__What you will do__.
Omit every image, and transcribe the remaining entries exactly as given.

(Stored data entries)
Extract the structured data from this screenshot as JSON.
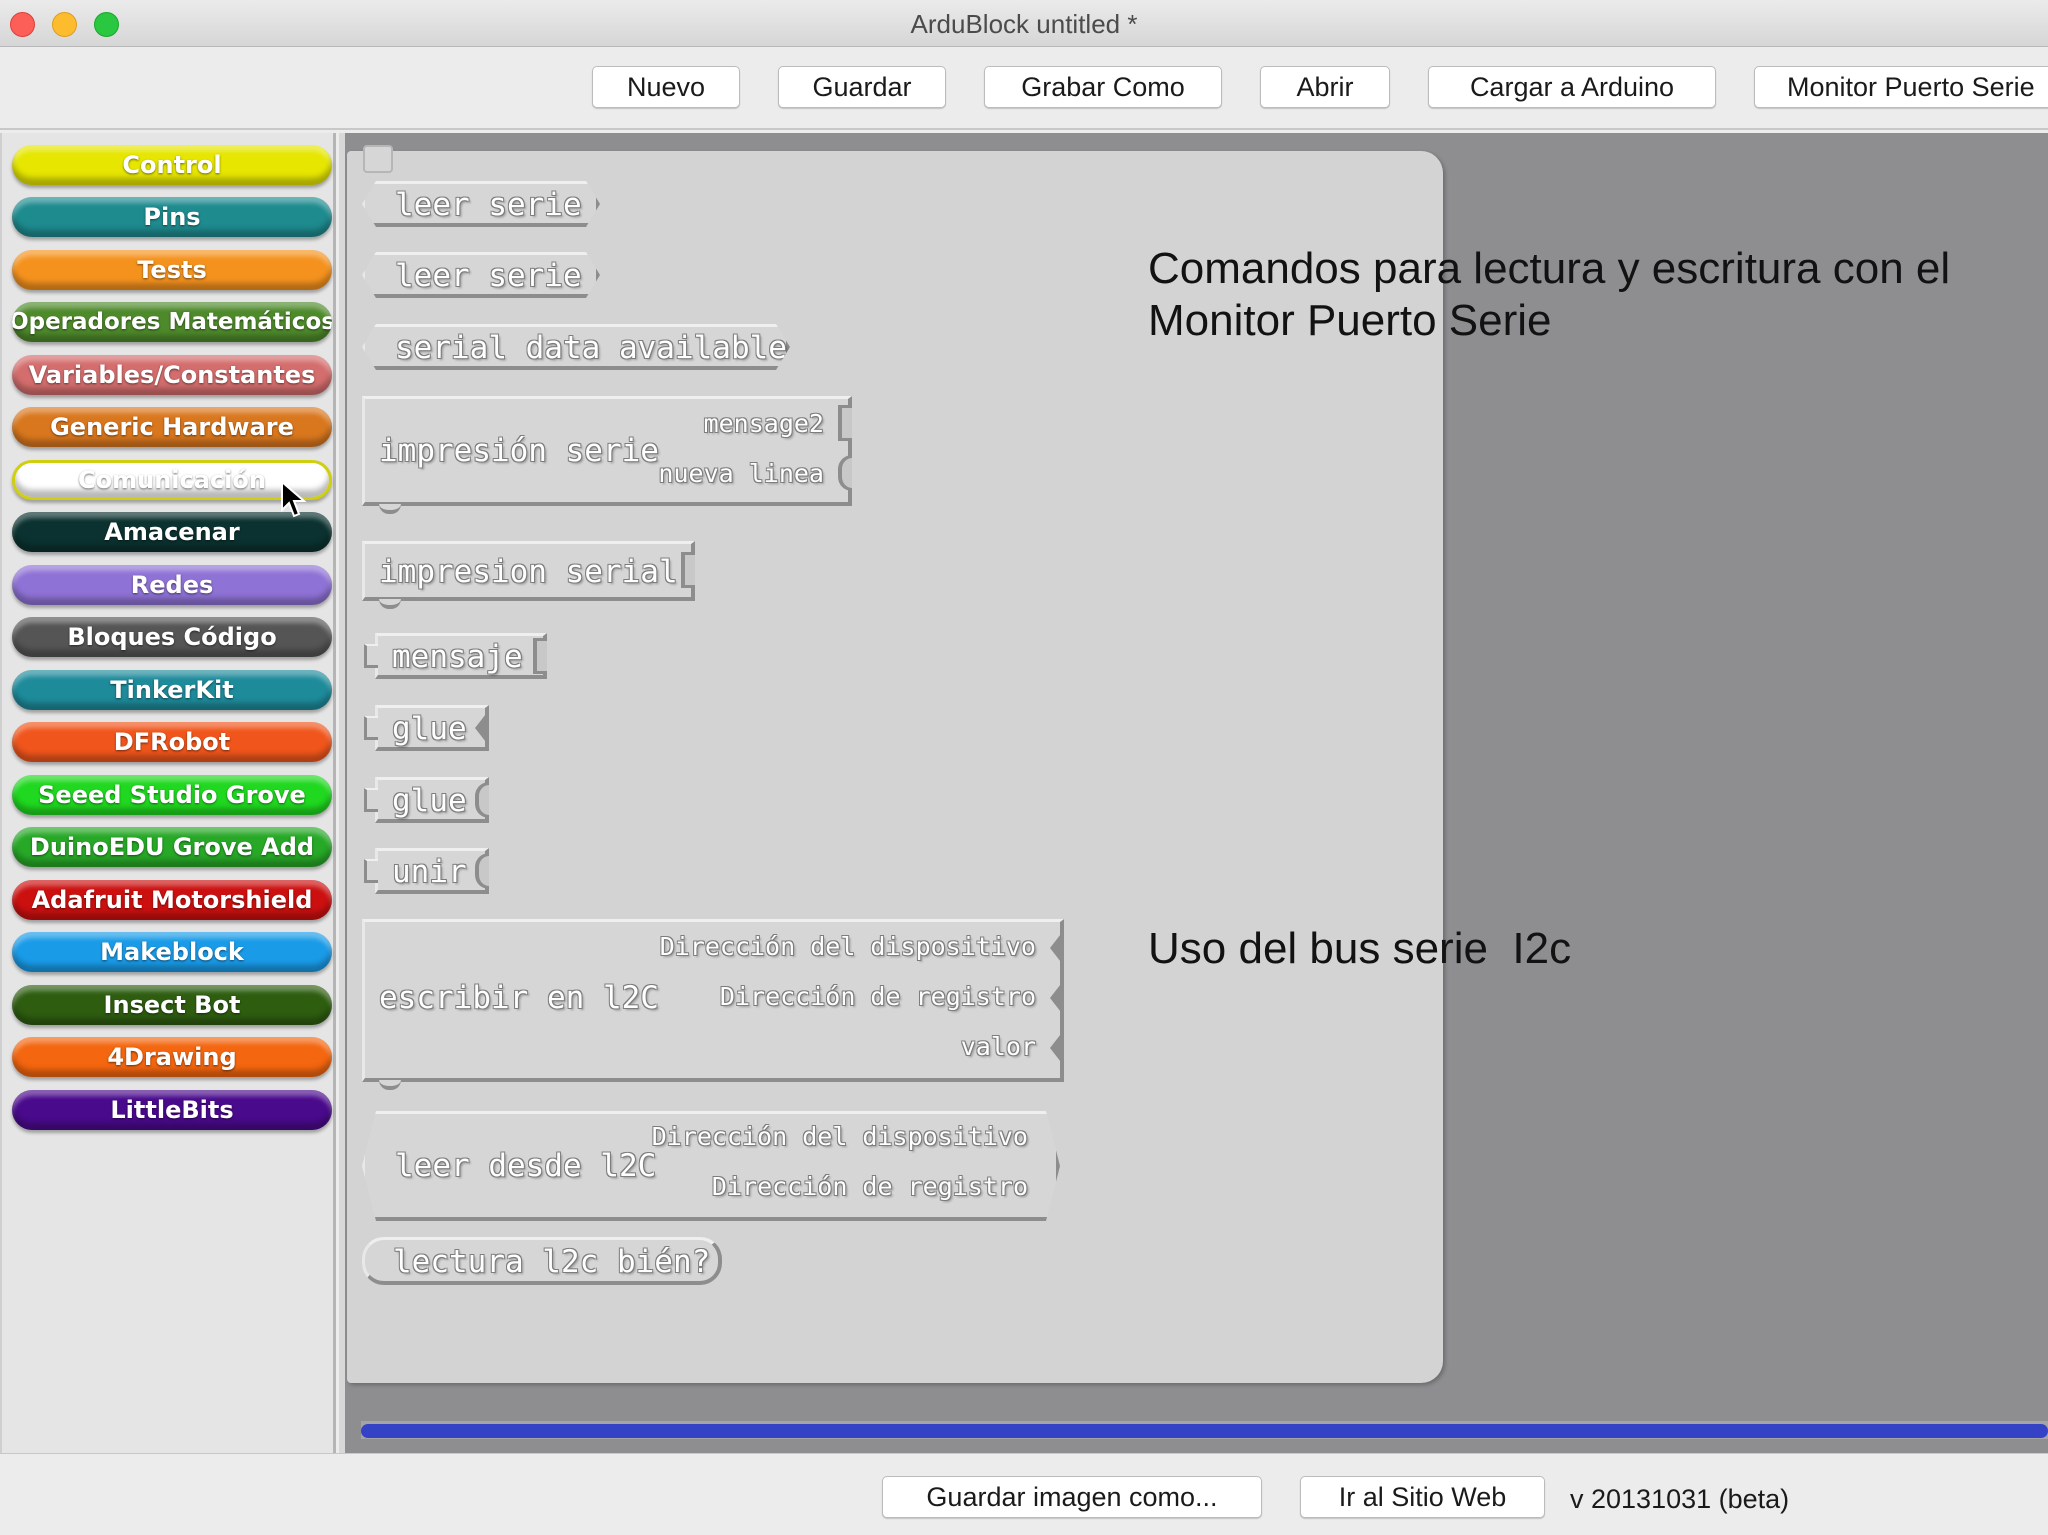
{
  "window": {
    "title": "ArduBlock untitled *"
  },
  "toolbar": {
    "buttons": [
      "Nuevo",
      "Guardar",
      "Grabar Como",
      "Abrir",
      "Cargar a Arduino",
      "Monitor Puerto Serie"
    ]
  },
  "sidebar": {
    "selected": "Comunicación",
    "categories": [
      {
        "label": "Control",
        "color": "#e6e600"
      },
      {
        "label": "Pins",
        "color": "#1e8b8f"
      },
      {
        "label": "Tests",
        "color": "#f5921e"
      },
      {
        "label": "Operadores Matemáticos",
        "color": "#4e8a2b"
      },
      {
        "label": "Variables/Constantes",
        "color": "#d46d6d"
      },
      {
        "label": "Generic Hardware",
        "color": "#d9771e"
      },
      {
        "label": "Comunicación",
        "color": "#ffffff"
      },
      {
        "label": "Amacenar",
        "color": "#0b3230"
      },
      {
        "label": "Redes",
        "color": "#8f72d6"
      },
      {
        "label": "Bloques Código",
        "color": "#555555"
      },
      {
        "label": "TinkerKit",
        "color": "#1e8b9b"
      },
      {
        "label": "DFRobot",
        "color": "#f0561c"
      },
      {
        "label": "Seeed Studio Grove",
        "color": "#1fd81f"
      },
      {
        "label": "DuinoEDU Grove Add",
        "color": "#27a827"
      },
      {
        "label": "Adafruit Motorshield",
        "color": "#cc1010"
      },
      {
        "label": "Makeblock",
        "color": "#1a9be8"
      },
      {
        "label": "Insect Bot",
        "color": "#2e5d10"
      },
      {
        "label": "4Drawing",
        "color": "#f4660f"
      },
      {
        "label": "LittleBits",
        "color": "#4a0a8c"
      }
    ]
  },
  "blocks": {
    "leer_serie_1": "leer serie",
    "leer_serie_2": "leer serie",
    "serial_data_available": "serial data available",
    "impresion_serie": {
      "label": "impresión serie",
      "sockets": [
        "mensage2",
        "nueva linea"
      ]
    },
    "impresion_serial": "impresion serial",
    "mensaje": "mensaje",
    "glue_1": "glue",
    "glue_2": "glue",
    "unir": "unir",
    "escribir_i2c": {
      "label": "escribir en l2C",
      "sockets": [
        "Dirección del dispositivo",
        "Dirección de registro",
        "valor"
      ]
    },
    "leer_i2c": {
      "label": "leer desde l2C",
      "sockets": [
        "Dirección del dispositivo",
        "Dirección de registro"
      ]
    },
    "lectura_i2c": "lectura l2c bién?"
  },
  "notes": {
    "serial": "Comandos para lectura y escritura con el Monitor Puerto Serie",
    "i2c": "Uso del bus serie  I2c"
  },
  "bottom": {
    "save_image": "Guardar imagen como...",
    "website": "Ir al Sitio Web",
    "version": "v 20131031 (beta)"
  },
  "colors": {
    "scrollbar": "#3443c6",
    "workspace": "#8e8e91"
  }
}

__Answer to the task__.
Extract the structured data from this screenshot as JSON.
{
  "window": {
    "title": "ArduBlock untitled *"
  },
  "toolbar": {
    "buttons": [
      "Nuevo",
      "Guardar",
      "Grabar Como",
      "Abrir",
      "Cargar a Arduino",
      "Monitor Puerto Serie"
    ]
  },
  "sidebar": {
    "selected": "Comunicación",
    "categories": [
      {
        "label": "Control",
        "color": "#e6e600"
      },
      {
        "label": "Pins",
        "color": "#1e8b8f"
      },
      {
        "label": "Tests",
        "color": "#f5921e"
      },
      {
        "label": "Operadores Matemáticos",
        "color": "#4e8a2b"
      },
      {
        "label": "Variables/Constantes",
        "color": "#d46d6d"
      },
      {
        "label": "Generic Hardware",
        "color": "#d9771e"
      },
      {
        "label": "Comunicación",
        "color": "#ffffff"
      },
      {
        "label": "Amacenar",
        "color": "#0b3230"
      },
      {
        "label": "Redes",
        "color": "#8f72d6"
      },
      {
        "label": "Bloques Código",
        "color": "#555555"
      },
      {
        "label": "TinkerKit",
        "color": "#1e8b9b"
      },
      {
        "label": "DFRobot",
        "color": "#f0561c"
      },
      {
        "label": "Seeed Studio Grove",
        "color": "#1fd81f"
      },
      {
        "label": "DuinoEDU Grove Add",
        "color": "#27a827"
      },
      {
        "label": "Adafruit Motorshield",
        "color": "#cc1010"
      },
      {
        "label": "Makeblock",
        "color": "#1a9be8"
      },
      {
        "label": "Insect Bot",
        "color": "#2e5d10"
      },
      {
        "label": "4Drawing",
        "color": "#f4660f"
      },
      {
        "label": "LittleBits",
        "color": "#4a0a8c"
      }
    ]
  },
  "blocks": {
    "leer_serie_1": "leer serie",
    "leer_serie_2": "leer serie",
    "serial_data_available": "serial data available",
    "impresion_serie": {
      "label": "impresión serie",
      "sockets": [
        "mensage2",
        "nueva linea"
      ]
    },
    "impresion_serial": "impresion serial",
    "mensaje": "mensaje",
    "glue_1": "glue",
    "glue_2": "glue",
    "unir": "unir",
    "escribir_i2c": {
      "label": "escribir en l2C",
      "sockets": [
        "Dirección del dispositivo",
        "Dirección de registro",
        "valor"
      ]
    },
    "leer_i2c": {
      "label": "leer desde l2C",
      "sockets": [
        "Dirección del dispositivo",
        "Dirección de registro"
      ]
    },
    "lectura_i2c": "lectura l2c bién?"
  },
  "notes": {
    "serial": "Comandos para lectura y escritura con el Monitor Puerto Serie",
    "i2c": "Uso del bus serie  I2c"
  },
  "bottom": {
    "save_image": "Guardar imagen como...",
    "website": "Ir al Sitio Web",
    "version": "v 20131031 (beta)"
  },
  "colors": {
    "scrollbar": "#3443c6",
    "workspace": "#8e8e91"
  }
}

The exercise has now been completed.